[BEGIN LISTED RECORDS]
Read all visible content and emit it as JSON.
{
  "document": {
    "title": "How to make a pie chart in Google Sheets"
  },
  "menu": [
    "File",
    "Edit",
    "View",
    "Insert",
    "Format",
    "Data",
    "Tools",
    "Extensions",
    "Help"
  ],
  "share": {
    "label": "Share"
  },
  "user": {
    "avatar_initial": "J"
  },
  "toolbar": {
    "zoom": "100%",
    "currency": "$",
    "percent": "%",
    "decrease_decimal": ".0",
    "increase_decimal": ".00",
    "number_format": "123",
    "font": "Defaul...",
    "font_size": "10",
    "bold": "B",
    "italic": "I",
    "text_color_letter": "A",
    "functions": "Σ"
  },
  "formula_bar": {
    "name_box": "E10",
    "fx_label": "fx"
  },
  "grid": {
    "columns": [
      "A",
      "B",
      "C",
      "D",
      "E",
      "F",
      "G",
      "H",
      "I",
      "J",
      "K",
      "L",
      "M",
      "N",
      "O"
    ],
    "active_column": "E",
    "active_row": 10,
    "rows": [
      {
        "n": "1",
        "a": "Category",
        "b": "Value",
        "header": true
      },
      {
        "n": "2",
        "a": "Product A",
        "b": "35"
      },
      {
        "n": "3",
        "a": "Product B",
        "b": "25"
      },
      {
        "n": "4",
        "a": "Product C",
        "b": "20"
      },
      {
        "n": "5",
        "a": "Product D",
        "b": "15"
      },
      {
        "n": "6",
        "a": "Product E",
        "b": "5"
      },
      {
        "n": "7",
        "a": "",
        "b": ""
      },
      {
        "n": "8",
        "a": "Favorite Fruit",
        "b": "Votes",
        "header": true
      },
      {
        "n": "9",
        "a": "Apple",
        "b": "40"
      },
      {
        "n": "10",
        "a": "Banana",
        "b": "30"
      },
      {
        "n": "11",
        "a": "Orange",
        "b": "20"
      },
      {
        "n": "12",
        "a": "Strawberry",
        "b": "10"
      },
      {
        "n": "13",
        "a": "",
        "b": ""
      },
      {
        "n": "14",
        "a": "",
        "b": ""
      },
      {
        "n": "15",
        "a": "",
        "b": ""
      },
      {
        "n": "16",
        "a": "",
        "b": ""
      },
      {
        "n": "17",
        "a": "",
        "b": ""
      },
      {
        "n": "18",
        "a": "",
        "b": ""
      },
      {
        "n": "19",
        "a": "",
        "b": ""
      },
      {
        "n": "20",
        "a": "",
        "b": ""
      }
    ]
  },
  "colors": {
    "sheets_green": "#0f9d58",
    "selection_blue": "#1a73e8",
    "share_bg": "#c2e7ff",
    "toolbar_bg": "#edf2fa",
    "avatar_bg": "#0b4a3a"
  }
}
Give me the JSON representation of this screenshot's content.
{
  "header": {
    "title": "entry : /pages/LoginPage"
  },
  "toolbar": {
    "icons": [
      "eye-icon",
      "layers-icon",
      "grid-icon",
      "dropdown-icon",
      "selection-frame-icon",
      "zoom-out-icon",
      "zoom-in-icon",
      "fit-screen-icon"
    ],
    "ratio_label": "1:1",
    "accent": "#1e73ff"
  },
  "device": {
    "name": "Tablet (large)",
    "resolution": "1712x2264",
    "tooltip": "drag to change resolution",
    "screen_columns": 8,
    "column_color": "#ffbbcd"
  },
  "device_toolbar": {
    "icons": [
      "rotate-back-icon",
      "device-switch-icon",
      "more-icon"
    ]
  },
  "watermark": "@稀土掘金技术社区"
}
[END LISTED RECORDS]
Without omitting anything, output the entries exactly.

Read all visible content and emit it as JSON.
{
  "document": {
    "title": "How to make a pie chart in Google Sheets"
  },
  "menu": [
    "File",
    "Edit",
    "View",
    "Insert",
    "Format",
    "Data",
    "Tools",
    "Extensions",
    "Help"
  ],
  "share": {
    "label": "Share"
  },
  "user": {
    "avatar_initial": "J"
  },
  "toolbar": {
    "zoom": "100%",
    "currency": "$",
    "percent": "%",
    "decrease_decimal": ".0",
    "increase_decimal": ".00",
    "number_format": "123",
    "font": "Defaul...",
    "font_size": "10",
    "bold": "B",
    "italic": "I",
    "text_color_letter": "A",
    "functions": "Σ"
  },
  "formula_bar": {
    "name_box": "E10",
    "fx_label": "fx"
  },
  "grid": {
    "columns": [
      "A",
      "B",
      "C",
      "D",
      "E",
      "F",
      "G",
      "H",
      "I",
      "J",
      "K",
      "L",
      "M",
      "N",
      "O"
    ],
    "active_column": "E",
    "active_row": 10,
    "rows": [
      {
        "n": "1",
        "a": "Category",
        "b": "Value",
        "header": true
      },
      {
        "n": "2",
        "a": "Product A",
        "b": "35"
      },
      {
        "n": "3",
        "a": "Product B",
        "b": "25"
      },
      {
        "n": "4",
        "a": "Product C",
        "b": "20"
      },
      {
        "n": "5",
        "a": "Product D",
        "b": "15"
      },
      {
        "n": "6",
        "a": "Product E",
        "b": "5"
      },
      {
        "n": "7",
        "a": "",
        "b": ""
      },
      {
        "n": "8",
        "a": "Favorite Fruit",
        "b": "Votes",
        "header": true
      },
      {
        "n": "9",
        "a": "Apple",
        "b": "40"
      },
      {
        "n": "10",
        "a": "Banana",
        "b": "30"
      },
      {
        "n": "11",
        "a": "Orange",
        "b": "20"
      },
      {
        "n": "12",
        "a": "Strawberry",
        "b": "10"
      },
      {
        "n": "13",
        "a": "",
        "b": ""
      },
      {
        "n": "14",
        "a": "",
        "b": ""
      },
      {
        "n": "15",
        "a": "",
        "b": ""
      },
      {
        "n": "16",
        "a": "",
        "b": ""
      },
      {
        "n": "17",
        "a": "",
        "b": ""
      },
      {
        "n": "18",
        "a": "",
        "b": ""
      },
      {
        "n": "19",
        "a": "",
        "b": ""
      },
      {
        "n": "20",
        "a": "",
        "b": ""
      }
    ]
  },
  "colors": {
    "sheets_green": "#0f9d58",
    "selection_blue": "#1a73e8",
    "share_bg": "#c2e7ff",
    "toolbar_bg": "#edf2fa",
    "avatar_bg": "#0b4a3a"
  }
}
Give me the JSON representation of this screenshot's content.
{
  "header": {
    "title": "entry : /pages/LoginPage"
  },
  "toolbar": {
    "icons": [
      "eye-icon",
      "layers-icon",
      "grid-icon",
      "dropdown-icon",
      "selection-frame-icon",
      "zoom-out-icon",
      "zoom-in-icon",
      "fit-screen-icon"
    ],
    "ratio_label": "1:1",
    "accent": "#1e73ff"
  },
  "device": {
    "name": "Tablet (large)",
    "resolution": "1712x2264",
    "tooltip": "drag to change resolution",
    "screen_columns": 8,
    "column_color": "#ffbbcd"
  },
  "device_toolbar": {
    "icons": [
      "rotate-back-icon",
      "device-switch-icon",
      "more-icon"
    ]
  },
  "watermark": "@稀土掘金技术社区"
}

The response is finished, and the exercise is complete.